TO BE DONE: Gather every line below where "szóló" appears.

— START EXERCISE DATA —

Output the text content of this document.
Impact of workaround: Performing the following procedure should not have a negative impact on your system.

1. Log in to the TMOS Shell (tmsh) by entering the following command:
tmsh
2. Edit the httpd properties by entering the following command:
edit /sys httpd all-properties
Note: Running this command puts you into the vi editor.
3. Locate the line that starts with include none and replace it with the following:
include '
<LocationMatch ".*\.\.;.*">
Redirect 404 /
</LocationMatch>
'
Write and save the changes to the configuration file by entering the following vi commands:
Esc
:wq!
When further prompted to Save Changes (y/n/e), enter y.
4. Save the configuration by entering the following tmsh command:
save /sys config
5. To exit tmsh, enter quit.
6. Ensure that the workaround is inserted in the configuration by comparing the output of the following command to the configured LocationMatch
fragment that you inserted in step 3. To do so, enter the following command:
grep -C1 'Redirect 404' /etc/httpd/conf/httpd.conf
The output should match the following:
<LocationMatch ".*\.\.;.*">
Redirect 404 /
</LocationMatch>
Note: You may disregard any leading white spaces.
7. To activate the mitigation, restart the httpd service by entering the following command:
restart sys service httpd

— END EXERCISE DATA —
— START EXERCISE DATA —

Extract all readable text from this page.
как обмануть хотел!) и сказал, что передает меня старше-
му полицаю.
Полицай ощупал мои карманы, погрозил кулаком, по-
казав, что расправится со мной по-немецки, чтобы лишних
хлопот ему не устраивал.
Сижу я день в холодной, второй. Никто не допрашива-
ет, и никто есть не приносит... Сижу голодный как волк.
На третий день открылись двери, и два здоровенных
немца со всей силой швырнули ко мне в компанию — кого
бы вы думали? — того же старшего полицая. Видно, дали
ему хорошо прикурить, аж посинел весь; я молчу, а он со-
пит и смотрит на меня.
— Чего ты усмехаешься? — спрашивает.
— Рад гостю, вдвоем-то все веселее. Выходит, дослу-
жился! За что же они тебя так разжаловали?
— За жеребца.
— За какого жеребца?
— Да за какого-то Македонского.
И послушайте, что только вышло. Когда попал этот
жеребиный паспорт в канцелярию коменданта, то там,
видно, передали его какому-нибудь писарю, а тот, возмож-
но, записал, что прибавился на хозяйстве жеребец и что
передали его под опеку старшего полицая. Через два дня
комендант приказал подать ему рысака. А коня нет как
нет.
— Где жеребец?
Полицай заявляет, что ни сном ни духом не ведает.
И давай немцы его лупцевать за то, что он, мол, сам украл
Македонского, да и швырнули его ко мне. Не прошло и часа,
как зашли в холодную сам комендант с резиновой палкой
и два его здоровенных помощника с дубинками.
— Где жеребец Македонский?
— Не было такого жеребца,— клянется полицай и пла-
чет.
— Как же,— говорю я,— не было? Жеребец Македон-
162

— END EXERCISE DATA —
— START EXERCISE DATA —

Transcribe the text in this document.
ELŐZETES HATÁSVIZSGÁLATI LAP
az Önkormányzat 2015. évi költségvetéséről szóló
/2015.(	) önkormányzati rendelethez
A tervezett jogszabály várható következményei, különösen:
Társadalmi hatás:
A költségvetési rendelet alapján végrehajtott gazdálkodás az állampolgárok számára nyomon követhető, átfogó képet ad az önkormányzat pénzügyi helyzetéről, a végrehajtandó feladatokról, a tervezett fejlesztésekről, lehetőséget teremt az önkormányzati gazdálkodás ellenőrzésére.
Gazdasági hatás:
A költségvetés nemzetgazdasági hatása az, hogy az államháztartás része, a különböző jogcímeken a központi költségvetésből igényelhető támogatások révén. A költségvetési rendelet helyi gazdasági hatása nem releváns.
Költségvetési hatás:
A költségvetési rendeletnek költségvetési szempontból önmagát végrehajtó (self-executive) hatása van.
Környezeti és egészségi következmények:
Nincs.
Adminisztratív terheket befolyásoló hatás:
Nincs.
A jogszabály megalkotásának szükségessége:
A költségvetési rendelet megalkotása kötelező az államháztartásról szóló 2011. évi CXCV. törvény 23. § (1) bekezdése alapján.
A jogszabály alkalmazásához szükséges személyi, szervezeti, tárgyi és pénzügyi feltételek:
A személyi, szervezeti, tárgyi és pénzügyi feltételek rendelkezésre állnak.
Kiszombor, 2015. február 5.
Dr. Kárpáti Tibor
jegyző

— END EXERCISE DATA —

RESPONSE TO THE EXERCISE:
az Önkormányzat 2015. évi költségvetéséről szóló
A költségvetési rendelet megalkotása kötelező az államháztartásról szóló 2011. évi CXCV. törvény 23. § (1) bekezdése alapján.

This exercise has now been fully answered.